I would like to hear from the minister why they did not take up the proposal for including jail for owners who repeatedly disregard the law. Why is there not some prospect of a jail sentence at the end of it?

Ms Archer - She doesn't like prisons.

Dr WOODRUFF - The minister says we don't like we prisons. What a stupid thing to say, honestly. Is that the base level of your conversation?

Ms Archer - Sorry. I have been listening to your contributions in this place for a number of years now. You would sooner get rid of prisons, not build them.

Dr WOODRUFF - Because you do a revoltingly poor job of managing the Risdon Prison complex, you think therefore we do not think there should be prisons? Unreal.

Ms Archer - No. You have actually said don't build prisons.

Dr WOODRUFF - You demean yourself. Yes, do not build prisons; deal with the issue underlying it.

Ms Archer - If you keep locking them up, you get to capacity.

Dr WOODRUFF - Anyone who is a parent, will understand there needs to be consequences and there needs to be support for people to understand what the consequences of their behaviour will be.

Ms Archer - You do not understand the issues.

Dr WOODRUFF - Maybe you do not understand what consequences involve. It is a twopart responsibility.

The Central Coast Council also made a specific submission through the Local Government Authority. They noted that it is difficult to identify the responsible dogs and that it is difficult for them, as a council, to gather enough evidence to be able to successfully prosecute a case in court. That comes down to the need for visual materials, and that, again, is for more support for councils. They believe there needs to be better planning through consultative dog management policy development and increased surveillance, improved community education and more rigorous enforcement, including sampling.

Declaring restricted and prohibited areas is part of developing a new dog-management policy. Councils around the state reply heavily on the Parks and Wildlife Service to direct them and support them in this work. They cannot do it on their own. The responsibility must be taken up by the Government who has the responsibility to coordinate these efforts. This Government is responsible for keeping little penguin colonies with us and directing and supporting local councils to do their part of the work and enabling communities to do what they will.

I would like to hear what the budget for the Penguin Advisory Group will be for the next year and what it is going to be spent on. That is what people who are listening to this debate would like to be reassured of; that there will be support at the DPIPWE level, as well as what this bill enables.

Page layout parsing records:

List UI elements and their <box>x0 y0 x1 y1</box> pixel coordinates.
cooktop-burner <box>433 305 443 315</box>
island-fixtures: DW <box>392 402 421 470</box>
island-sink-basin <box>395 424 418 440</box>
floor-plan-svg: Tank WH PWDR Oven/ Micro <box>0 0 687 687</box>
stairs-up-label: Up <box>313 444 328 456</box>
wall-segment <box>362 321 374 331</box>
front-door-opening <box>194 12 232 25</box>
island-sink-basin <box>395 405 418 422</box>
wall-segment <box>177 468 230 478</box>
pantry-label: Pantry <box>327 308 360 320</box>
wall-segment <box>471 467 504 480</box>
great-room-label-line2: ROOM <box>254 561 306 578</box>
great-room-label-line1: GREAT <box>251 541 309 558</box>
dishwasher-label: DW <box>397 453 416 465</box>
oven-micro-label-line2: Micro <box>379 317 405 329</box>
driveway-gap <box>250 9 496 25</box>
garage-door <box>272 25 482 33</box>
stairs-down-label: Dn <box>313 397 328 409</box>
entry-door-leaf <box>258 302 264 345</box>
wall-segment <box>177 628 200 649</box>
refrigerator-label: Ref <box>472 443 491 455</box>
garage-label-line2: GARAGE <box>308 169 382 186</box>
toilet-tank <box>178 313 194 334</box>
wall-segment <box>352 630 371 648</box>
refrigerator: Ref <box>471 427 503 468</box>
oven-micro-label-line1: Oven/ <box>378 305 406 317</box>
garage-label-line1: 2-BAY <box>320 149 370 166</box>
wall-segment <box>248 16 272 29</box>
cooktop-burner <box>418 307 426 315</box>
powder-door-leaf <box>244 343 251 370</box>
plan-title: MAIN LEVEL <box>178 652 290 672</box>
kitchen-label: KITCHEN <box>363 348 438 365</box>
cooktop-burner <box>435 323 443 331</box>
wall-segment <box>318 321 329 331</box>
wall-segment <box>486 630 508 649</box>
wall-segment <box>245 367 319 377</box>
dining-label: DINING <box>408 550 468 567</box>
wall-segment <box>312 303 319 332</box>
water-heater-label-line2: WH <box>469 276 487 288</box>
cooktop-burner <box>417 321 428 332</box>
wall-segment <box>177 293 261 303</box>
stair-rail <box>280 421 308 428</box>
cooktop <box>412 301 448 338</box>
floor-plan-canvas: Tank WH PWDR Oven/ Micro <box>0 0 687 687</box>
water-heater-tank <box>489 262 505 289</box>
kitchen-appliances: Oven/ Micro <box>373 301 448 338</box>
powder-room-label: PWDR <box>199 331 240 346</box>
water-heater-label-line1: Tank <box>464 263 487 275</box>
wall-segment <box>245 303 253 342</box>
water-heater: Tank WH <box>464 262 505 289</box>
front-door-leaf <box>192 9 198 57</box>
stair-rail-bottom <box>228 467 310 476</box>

**Directions for this task**
Quote the debate transcript word for word, starting at "Dr WOODRUFF - The" and ending at "behaviour will be.".

**Solution to this problem**
Dr WOODRUFF - The minister says we don't like we prisons. What a stupid thing to say, honestly. Is that the base level of your conversation?

Ms Archer - Sorry. I have been listening to your contributions in this place for a number of years now. You would sooner get rid of prisons, not build them.

Dr WOODRUFF - Because you do a revoltingly poor job of managing the Risdon Prison complex, you think therefore we do not think there should be prisons? Unreal.

Ms Archer - No. You have actually said don't build prisons.

Dr WOODRUFF - You demean yourself. Yes, do not build prisons; deal with the issue underlying it.

Ms Archer - If you keep locking them up, you get to capacity.

Dr WOODRUFF - Anyone who is a parent, will understand there needs to be consequences and there needs to be support for people to understand what the consequences of their behaviour will be.